* PROBLEM:
Extract each line where the string "JSON" shows up.

---- GIVEN RECORDS

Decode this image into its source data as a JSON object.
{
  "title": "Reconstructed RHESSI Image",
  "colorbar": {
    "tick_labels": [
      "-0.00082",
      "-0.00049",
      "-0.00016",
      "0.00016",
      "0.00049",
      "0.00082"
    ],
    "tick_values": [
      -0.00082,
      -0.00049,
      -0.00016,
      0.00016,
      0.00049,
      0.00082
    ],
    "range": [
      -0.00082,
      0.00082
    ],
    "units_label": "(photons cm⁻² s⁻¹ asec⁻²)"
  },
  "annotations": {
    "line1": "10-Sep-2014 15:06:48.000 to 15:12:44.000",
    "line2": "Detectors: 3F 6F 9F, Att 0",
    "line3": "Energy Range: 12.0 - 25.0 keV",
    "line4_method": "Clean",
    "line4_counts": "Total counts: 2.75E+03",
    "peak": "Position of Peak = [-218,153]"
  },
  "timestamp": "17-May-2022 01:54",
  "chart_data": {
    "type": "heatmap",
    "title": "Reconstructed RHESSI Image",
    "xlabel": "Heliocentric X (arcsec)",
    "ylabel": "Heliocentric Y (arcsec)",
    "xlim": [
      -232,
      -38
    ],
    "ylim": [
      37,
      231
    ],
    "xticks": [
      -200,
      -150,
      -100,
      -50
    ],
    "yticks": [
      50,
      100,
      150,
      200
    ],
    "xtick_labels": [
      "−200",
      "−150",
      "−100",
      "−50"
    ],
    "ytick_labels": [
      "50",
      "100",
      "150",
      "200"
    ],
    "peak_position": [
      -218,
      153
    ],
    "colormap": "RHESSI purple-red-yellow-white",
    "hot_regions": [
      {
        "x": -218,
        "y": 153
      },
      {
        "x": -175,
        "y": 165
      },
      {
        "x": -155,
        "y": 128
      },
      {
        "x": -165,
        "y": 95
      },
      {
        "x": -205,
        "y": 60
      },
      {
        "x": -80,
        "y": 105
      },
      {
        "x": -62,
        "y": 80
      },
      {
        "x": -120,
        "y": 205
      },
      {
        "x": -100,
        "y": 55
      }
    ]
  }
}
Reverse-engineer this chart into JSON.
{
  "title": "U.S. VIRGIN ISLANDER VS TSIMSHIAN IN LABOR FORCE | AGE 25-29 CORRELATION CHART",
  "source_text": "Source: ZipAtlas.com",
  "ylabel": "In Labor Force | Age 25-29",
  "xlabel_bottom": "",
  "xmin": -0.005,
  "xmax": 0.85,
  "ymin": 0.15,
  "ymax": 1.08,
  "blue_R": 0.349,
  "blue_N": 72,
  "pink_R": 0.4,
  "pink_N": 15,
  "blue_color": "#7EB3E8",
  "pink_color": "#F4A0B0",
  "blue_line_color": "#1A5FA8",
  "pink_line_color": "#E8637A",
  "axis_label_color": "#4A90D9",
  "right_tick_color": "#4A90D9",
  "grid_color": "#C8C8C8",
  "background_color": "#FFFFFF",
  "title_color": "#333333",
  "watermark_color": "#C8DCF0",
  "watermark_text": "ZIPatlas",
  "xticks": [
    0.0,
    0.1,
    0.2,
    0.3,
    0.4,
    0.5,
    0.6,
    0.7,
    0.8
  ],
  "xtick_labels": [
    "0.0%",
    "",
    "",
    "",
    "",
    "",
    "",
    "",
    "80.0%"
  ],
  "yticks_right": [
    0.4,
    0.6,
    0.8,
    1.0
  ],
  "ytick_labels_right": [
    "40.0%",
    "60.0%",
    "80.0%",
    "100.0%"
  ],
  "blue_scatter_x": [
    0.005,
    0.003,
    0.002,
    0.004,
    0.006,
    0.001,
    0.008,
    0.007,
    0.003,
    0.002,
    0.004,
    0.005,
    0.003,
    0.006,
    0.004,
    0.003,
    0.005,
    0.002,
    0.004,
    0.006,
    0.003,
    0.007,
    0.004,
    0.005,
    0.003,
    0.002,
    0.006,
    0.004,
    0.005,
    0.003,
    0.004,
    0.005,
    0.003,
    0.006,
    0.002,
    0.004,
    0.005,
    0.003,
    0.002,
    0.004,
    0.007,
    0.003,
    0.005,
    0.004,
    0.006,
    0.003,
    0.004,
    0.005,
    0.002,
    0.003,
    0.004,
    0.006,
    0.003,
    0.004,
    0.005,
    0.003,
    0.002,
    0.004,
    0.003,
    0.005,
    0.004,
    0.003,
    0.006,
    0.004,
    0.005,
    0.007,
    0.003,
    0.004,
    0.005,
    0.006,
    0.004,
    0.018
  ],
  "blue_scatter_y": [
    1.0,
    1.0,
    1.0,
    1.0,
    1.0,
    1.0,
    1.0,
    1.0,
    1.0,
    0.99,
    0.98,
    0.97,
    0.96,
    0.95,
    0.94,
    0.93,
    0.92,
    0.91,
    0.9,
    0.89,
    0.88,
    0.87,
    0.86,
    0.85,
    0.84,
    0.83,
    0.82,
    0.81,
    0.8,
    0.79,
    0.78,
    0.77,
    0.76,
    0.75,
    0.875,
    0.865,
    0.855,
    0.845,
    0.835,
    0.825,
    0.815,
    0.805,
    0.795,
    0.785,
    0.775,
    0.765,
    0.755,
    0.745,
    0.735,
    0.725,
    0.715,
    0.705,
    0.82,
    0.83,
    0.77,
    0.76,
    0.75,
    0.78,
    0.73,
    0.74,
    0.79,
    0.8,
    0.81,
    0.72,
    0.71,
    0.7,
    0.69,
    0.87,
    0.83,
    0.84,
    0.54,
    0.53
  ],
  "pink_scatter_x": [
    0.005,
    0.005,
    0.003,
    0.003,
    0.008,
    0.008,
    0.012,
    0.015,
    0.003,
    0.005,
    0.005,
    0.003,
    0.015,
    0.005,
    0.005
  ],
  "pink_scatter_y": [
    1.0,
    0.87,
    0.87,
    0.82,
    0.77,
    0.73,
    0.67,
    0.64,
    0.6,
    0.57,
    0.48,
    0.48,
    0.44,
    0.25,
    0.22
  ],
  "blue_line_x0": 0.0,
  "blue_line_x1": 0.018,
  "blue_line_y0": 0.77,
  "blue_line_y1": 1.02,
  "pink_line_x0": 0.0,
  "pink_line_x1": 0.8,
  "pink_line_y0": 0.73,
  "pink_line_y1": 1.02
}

--------

* FINISHED ANSWER:
Decode this image into its source data as a JSON object.
Reverse-engineer this chart into JSON.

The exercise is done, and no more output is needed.